Extracted data entries
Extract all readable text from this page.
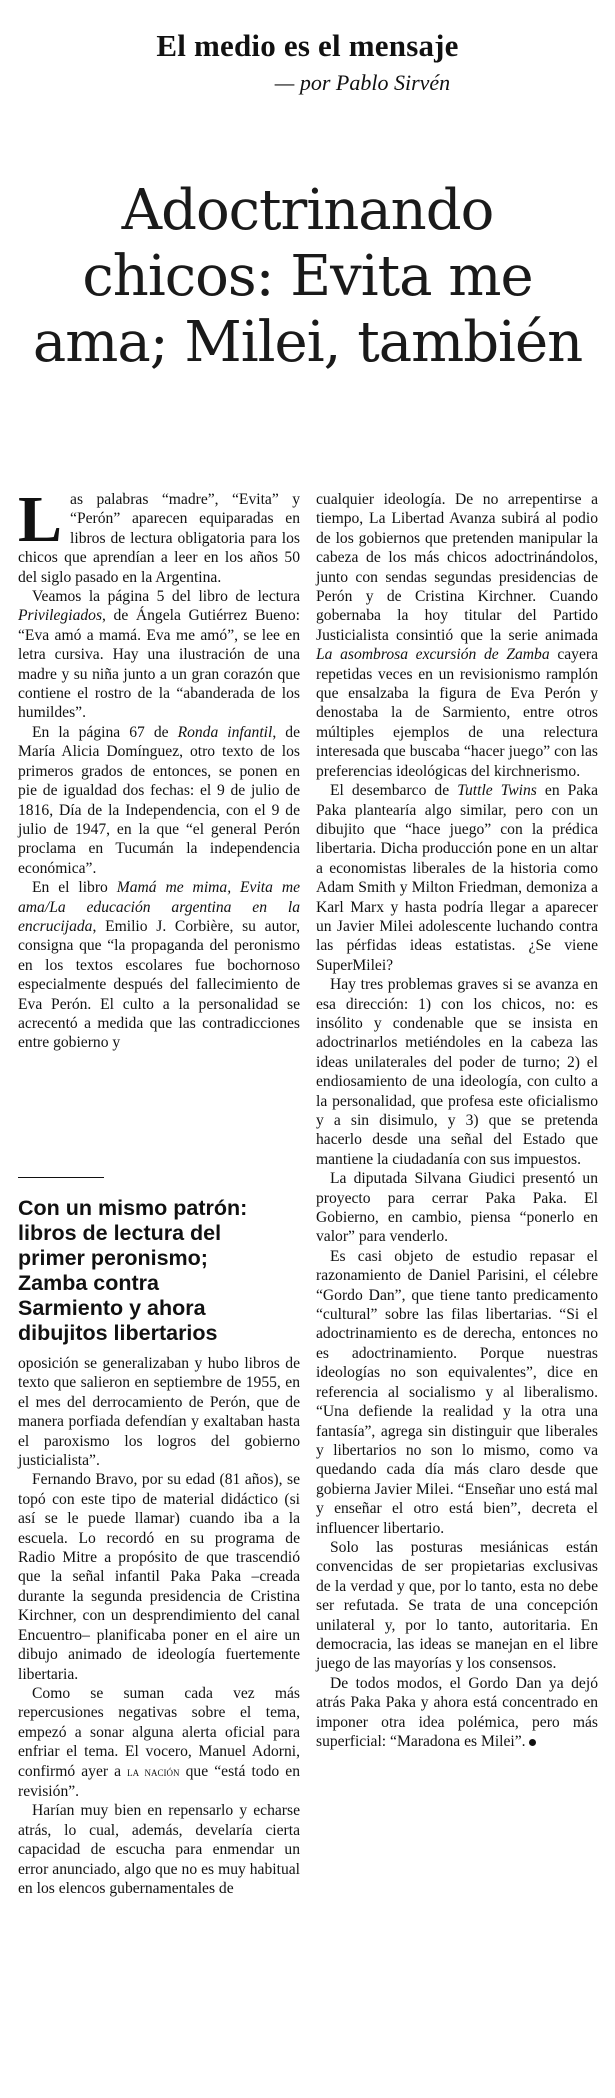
El medio es el mensaje
— por Pablo Sirvén
Adoctrinando
chicos: Evita me
ama; Milei, también

Las palabras “madre”, “Evita” y “Perón” aparecen equiparadas en libros de lectura obligatoria para los chicos que aprendían a leer en los años 50 del siglo pasado en la Argentina.

Veamos la página 5 del libro de lectura Privilegiados, de Ángela Gutiérrez Bueno: “Eva amó a mamá. Eva me amó”, se lee en letra cursiva. Hay una ilustración de una madre y su niña junto a un gran corazón que contiene el rostro de la “abanderada de los humildes”.

En la página 67 de Ronda infantil, de María Alicia Domínguez, otro texto de los primeros grados de entonces, se ponen en pie de igualdad dos fechas: el 9 de julio de 1816, Día de la Independencia, con el 9 de julio de 1947, en la que “el general Perón proclama en Tucumán la independencia económica”.

En el libro Mamá me mima, Evita me ama/La educación argentina en la encrucijada, Emilio J. Corbière, su autor, consigna que “la propaganda del peronismo en los textos escolares fue bochornoso especialmente después del fallecimiento de Eva Perón. El culto a la personalidad se acrecentó a medida que las contradicciones entre gobierno y

Con un mismo patrón:
libros de lectura del
primer peronismo;
Zamba contra
Sarmiento y ahora
dibujitos libertarios

oposición se generalizaban y hubo libros de texto que salieron en septiembre de 1955, en el mes del derrocamiento de Perón, que de manera porfiada defendían y exaltaban hasta el paroxismo los logros del gobierno justicialista”.

Fernando Bravo, por su edad (81 años), se topó con este tipo de material didáctico (si así se le puede llamar) cuando iba a la escuela. Lo recordó en su programa de Radio Mitre a propósito de que trascendió que la señal infantil Paka Paka –creada durante la segunda presidencia de Cristina Kirchner, con un desprendimiento del canal Encuentro– planificaba poner en el aire un dibujo animado de ideología fuertemente libertaria.

Como se suman cada vez más repercusiones negativas sobre el tema, empezó a sonar alguna alerta oficial para enfriar el tema. El vocero, Manuel Adorni, confirmó ayer a la nación que “está todo en revisión”.

Harían muy bien en repensarlo y echarse atrás, lo cual, además, develaría cierta capacidad de escucha para enmendar un error anunciado, algo que no es muy habitual en los elencos gubernamentales de

cualquier ideología. De no arrepentirse a tiempo, La Libertad Avanza subirá al podio de los gobiernos que pretenden manipular la cabeza de los más chicos adoctrinándolos, junto con sendas segundas presidencias de Perón y de Cristina Kirchner. Cuando gobernaba la hoy titular del Partido Justicialista consintió que la serie animada La asombrosa excursión de Zamba cayera repetidas veces en un revisionismo ramplón que ensalzaba la figura de Eva Perón y denostaba la de Sarmiento, entre otros múltiples ejemplos de una relectura interesada que buscaba “hacer juego” con las preferencias ideológicas del kirchnerismo.

El desembarco de Tuttle Twins en Paka Paka plantearía algo similar, pero con un dibujito que “hace juego” con la prédica libertaria. Dicha producción pone en un altar a economistas liberales de la historia como Adam Smith y Milton Friedman, demoniza a Karl Marx y hasta podría llegar a aparecer un Javier Milei adolescente luchando contra las pérfidas ideas estatistas. ¿Se viene SuperMilei?

Hay tres problemas graves si se avanza en esa dirección: 1) con los chicos, no: es insólito y condenable que se insista en adoctrinarlos metiéndoles en la cabeza las ideas unilaterales del poder de turno; 2) el endiosamiento de una ideología, con culto a la personalidad, que profesa este oficialismo y a sin disimulo, y 3) que se pretenda hacerlo desde una señal del Estado que mantiene la ciudadanía con sus impuestos.

La diputada Silvana Giudici presentó un proyecto para cerrar Paka Paka. El Gobierno, en cambio, piensa “ponerlo en valor” para venderlo.

Es casi objeto de estudio repasar el razonamiento de Daniel Parisini, el célebre “Gordo Dan”, que tiene tanto predicamento “cultural” sobre las filas libertarias. “Si el adoctrinamiento es de derecha, entonces no es adoctrinamiento. Porque nuestras ideologías no son equivalentes”, dice en referencia al socialismo y al liberalismo. “Una defiende la realidad y la otra una fantasía”, agrega sin distinguir que liberales y libertarios no son lo mismo, como va quedando cada día más claro desde que gobierna Javier Milei. “Enseñar uno está mal y enseñar el otro está bien”, decreta el influencer libertario.

Solo las posturas mesiánicas están convencidas de ser propietarias exclusivas de la verdad y que, por lo tanto, esta no debe ser refutada. Se trata de una concepción unilateral y, por lo tanto, autoritaria. En democracia, las ideas se manejan en el libre juego de las mayorías y los consensos.

De todos modos, el Gordo Dan ya dejó atrás Paka Paka y ahora está concentrado en imponer otra idea polémica, pero más superficial: “Maradona es Milei”.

## GOAL OF THE EXERCISE
Without the pictures, write out every entry precisely as it appears.

## SOLUTION TO THE PROBLEM
Extract all readable text from this page.
El medio es el mensaje
— por Pablo Sirvén
Adoctrinando
chicos: Evita me
ama; Milei, también

Las palabras “madre”, “Evita” y “Perón” aparecen equiparadas en libros de lectura obligatoria para los chicos que aprendían a leer en los años 50 del siglo pasado en la Argentina.

Veamos la página 5 del libro de lectura Privilegiados, de Ángela Gutiérrez Bueno: “Eva amó a mamá. Eva me amó”, se lee en letra cursiva. Hay una ilustración de una madre y su niña junto a un gran corazón que contiene el rostro de la “abanderada de los humildes”.

En la página 67 de Ronda infantil, de María Alicia Domínguez, otro texto de los primeros grados de entonces, se ponen en pie de igualdad dos fechas: el 9 de julio de 1816, Día de la Independencia, con el 9 de julio de 1947, en la que “el general Perón proclama en Tucumán la independencia económica”.

En el libro Mamá me mima, Evita me ama/La educación argentina en la encrucijada, Emilio J. Corbière, su autor, consigna que “la propaganda del peronismo en los textos escolares fue bochornoso especialmente después del fallecimiento de Eva Perón. El culto a la personalidad se acrecentó a medida que las contradicciones entre gobierno y

Con un mismo patrón:
libros de lectura del
primer peronismo;
Zamba contra
Sarmiento y ahora
dibujitos libertarios

oposición se generalizaban y hubo libros de texto que salieron en septiembre de 1955, en el mes del derrocamiento de Perón, que de manera porfiada defendían y exaltaban hasta el paroxismo los logros del gobierno justicialista”.

Fernando Bravo, por su edad (81 años), se topó con este tipo de material didáctico (si así se le puede llamar) cuando iba a la escuela. Lo recordó en su programa de Radio Mitre a propósito de que trascendió que la señal infantil Paka Paka –creada durante la segunda presidencia de Cristina Kirchner, con un desprendimiento del canal Encuentro– planificaba poner en el aire un dibujo animado de ideología fuertemente libertaria.

Como se suman cada vez más repercusiones negativas sobre el tema, empezó a sonar alguna alerta oficial para enfriar el tema. El vocero, Manuel Adorni, confirmó ayer a la nación que “está todo en revisión”.

Harían muy bien en repensarlo y echarse atrás, lo cual, además, develaría cierta capacidad de escucha para enmendar un error anunciado, algo que no es muy habitual en los elencos gubernamentales de

cualquier ideología. De no arrepentirse a tiempo, La Libertad Avanza subirá al podio de los gobiernos que pretenden manipular la cabeza de los más chicos adoctrinándolos, junto con sendas segundas presidencias de Perón y de Cristina Kirchner. Cuando gobernaba la hoy titular del Partido Justicialista consintió que la serie animada La asombrosa excursión de Zamba cayera repetidas veces en un revisionismo ramplón que ensalzaba la figura de Eva Perón y denostaba la de Sarmiento, entre otros múltiples ejemplos de una relectura interesada que buscaba “hacer juego” con las preferencias ideológicas del kirchnerismo.

El desembarco de Tuttle Twins en Paka Paka plantearía algo similar, pero con un dibujito que “hace juego” con la prédica libertaria. Dicha producción pone en un altar a economistas liberales de la historia como Adam Smith y Milton Friedman, demoniza a Karl Marx y hasta podría llegar a aparecer un Javier Milei adolescente luchando contra las pérfidas ideas estatistas. ¿Se viene SuperMilei?

Hay tres problemas graves si se avanza en esa dirección: 1) con los chicos, no: es insólito y condenable que se insista en adoctrinarlos metiéndoles en la cabeza las ideas unilaterales del poder de turno; 2) el endiosamiento de una ideología, con culto a la personalidad, que profesa este oficialismo y a sin disimulo, y 3) que se pretenda hacerlo desde una señal del Estado que mantiene la ciudadanía con sus impuestos.

La diputada Silvana Giudici presentó un proyecto para cerrar Paka Paka. El Gobierno, en cambio, piensa “ponerlo en valor” para venderlo.

Es casi objeto de estudio repasar el razonamiento de Daniel Parisini, el célebre “Gordo Dan”, que tiene tanto predicamento “cultural” sobre las filas libertarias. “Si el adoctrinamiento es de derecha, entonces no es adoctrinamiento. Porque nuestras ideologías no son equivalentes”, dice en referencia al socialismo y al liberalismo. “Una defiende la realidad y la otra una fantasía”, agrega sin distinguir que liberales y libertarios no son lo mismo, como va quedando cada día más claro desde que gobierna Javier Milei. “Enseñar uno está mal y enseñar el otro está bien”, decreta el influencer libertario.

Solo las posturas mesiánicas están convencidas de ser propietarias exclusivas de la verdad y que, por lo tanto, esta no debe ser refutada. Se trata de una concepción unilateral y, por lo tanto, autoritaria. En democracia, las ideas se manejan en el libre juego de las mayorías y los consensos.

De todos modos, el Gordo Dan ya dejó atrás Paka Paka y ahora está concentrado en imponer otra idea polémica, pero más superficial: “Maradona es Milei”.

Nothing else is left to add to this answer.